*EXERCISE OBJECTIVE:*
Scan the records and identify every line in which the string "GEOGRAPHY" occurs, then return those lines.

*AVAILABLE DATA:*
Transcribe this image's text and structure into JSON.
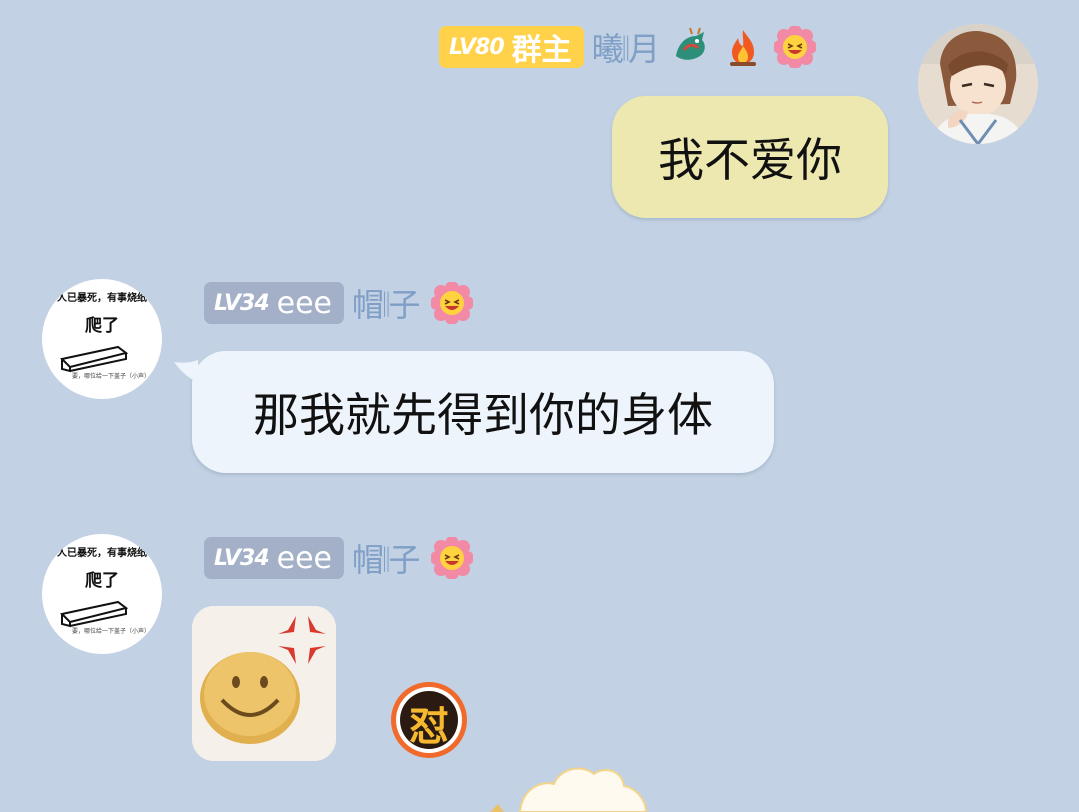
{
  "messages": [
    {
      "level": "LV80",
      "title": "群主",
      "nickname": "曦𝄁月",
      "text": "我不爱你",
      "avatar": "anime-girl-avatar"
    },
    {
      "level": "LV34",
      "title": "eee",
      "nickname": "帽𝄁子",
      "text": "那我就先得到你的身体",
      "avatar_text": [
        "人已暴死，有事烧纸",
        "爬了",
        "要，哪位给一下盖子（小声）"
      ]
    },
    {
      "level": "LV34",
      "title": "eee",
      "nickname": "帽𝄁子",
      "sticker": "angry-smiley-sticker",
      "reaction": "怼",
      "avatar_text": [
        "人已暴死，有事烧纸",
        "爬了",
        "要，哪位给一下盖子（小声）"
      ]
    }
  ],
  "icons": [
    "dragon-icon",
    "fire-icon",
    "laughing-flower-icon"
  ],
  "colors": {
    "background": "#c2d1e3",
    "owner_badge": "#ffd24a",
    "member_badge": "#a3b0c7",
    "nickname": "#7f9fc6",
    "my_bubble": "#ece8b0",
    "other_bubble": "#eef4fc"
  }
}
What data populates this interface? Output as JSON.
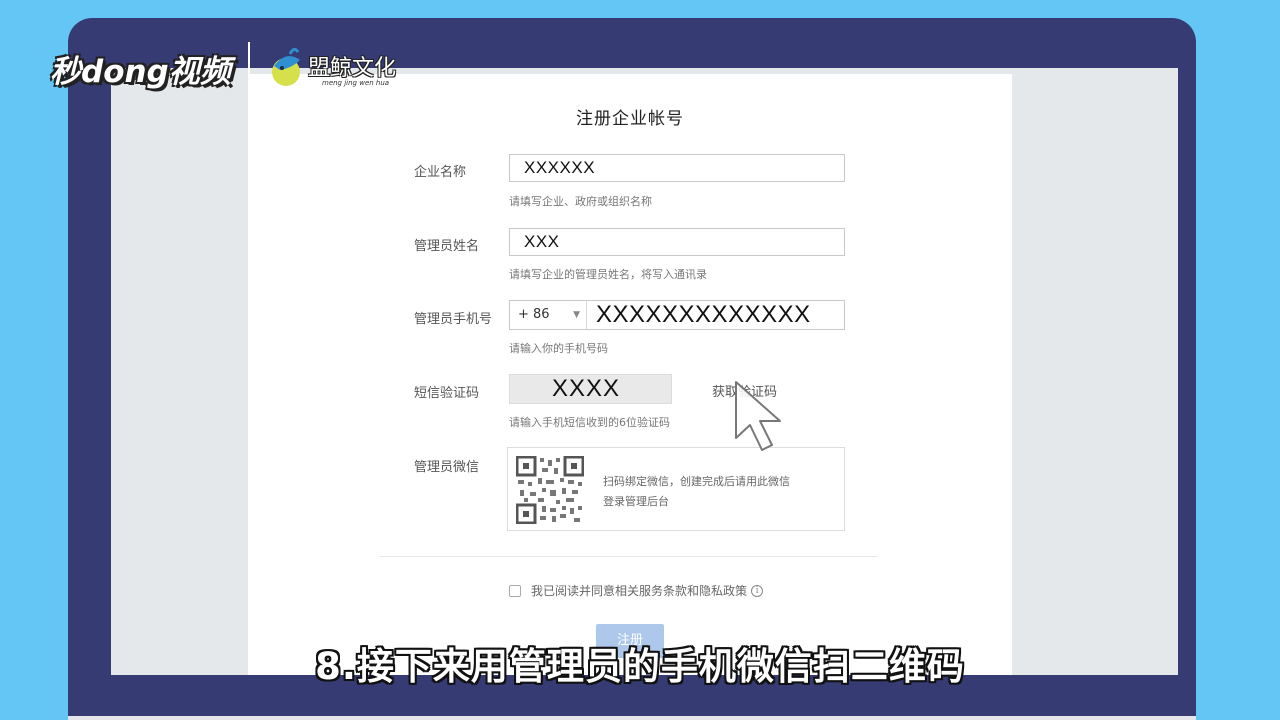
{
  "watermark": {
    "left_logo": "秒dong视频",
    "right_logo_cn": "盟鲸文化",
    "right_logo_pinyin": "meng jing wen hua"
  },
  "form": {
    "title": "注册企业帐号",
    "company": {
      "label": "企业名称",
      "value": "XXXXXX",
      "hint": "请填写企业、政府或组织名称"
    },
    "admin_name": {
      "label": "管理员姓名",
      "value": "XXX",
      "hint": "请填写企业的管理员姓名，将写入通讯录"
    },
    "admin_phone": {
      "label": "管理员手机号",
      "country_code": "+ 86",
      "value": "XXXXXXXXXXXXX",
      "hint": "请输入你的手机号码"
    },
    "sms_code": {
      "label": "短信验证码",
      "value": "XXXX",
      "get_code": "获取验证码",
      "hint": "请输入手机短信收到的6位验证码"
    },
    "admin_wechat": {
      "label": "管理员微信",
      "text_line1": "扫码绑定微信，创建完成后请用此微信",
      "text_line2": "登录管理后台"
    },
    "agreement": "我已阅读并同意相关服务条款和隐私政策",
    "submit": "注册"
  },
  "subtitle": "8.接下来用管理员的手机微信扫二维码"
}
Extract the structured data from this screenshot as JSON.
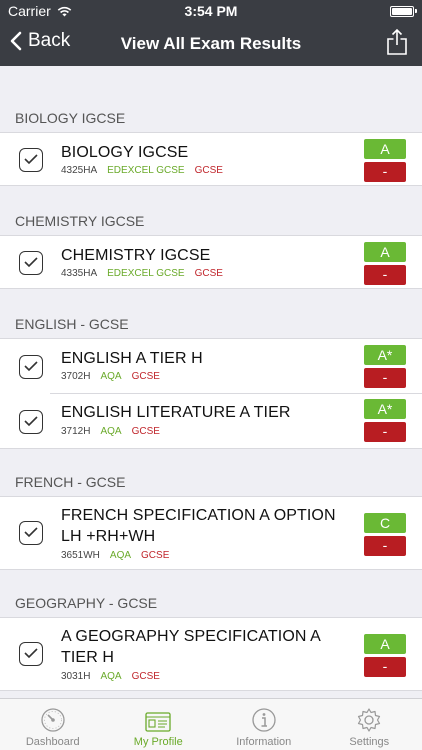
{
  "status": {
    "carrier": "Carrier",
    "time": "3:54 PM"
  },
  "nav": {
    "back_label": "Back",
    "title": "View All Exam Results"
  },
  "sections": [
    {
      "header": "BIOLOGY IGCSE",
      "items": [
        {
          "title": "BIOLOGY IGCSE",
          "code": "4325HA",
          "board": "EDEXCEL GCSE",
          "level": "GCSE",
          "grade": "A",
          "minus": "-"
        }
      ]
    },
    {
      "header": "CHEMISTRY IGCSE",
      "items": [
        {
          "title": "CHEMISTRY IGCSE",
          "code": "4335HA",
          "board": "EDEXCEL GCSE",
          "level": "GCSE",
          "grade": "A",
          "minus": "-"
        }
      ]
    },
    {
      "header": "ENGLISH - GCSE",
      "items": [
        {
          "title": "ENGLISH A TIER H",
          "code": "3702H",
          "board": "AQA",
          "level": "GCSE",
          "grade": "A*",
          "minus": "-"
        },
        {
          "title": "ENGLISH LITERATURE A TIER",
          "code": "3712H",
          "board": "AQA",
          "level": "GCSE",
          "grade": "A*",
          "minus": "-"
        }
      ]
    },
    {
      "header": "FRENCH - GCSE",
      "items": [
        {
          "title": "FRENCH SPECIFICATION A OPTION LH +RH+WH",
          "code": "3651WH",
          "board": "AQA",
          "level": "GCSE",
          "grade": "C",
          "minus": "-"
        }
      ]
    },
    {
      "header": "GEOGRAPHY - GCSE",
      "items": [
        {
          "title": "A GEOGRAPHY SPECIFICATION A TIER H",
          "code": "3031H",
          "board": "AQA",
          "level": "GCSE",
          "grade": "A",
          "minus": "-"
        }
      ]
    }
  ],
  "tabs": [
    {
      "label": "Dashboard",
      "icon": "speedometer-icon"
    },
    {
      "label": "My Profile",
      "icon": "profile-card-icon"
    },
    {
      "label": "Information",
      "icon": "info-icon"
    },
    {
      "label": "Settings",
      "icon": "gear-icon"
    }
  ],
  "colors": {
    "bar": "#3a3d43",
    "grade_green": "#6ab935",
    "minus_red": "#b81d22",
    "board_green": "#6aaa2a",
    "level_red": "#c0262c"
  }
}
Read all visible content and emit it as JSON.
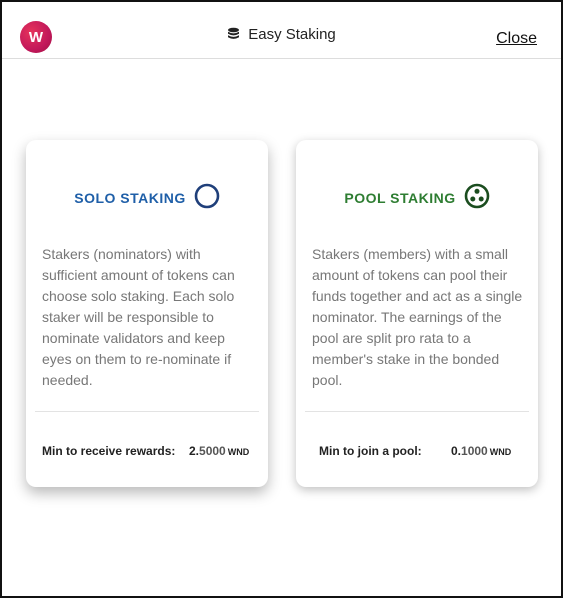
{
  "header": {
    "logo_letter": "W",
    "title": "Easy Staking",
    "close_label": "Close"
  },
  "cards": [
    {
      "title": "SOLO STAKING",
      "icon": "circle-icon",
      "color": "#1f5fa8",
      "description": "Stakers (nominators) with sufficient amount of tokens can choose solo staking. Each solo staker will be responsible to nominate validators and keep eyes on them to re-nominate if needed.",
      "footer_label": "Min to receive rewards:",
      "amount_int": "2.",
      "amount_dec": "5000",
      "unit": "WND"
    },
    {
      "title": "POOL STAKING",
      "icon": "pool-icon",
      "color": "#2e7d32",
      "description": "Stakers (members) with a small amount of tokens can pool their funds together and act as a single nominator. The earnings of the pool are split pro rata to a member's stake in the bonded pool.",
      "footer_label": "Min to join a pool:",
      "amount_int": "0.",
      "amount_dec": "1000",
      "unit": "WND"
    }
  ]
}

*PROBLEM SOLUTION:*
      "header": "GEOGRAPHY - GCSE",
          "title": "A GEOGRAPHY SPECIFICATION A TIER H",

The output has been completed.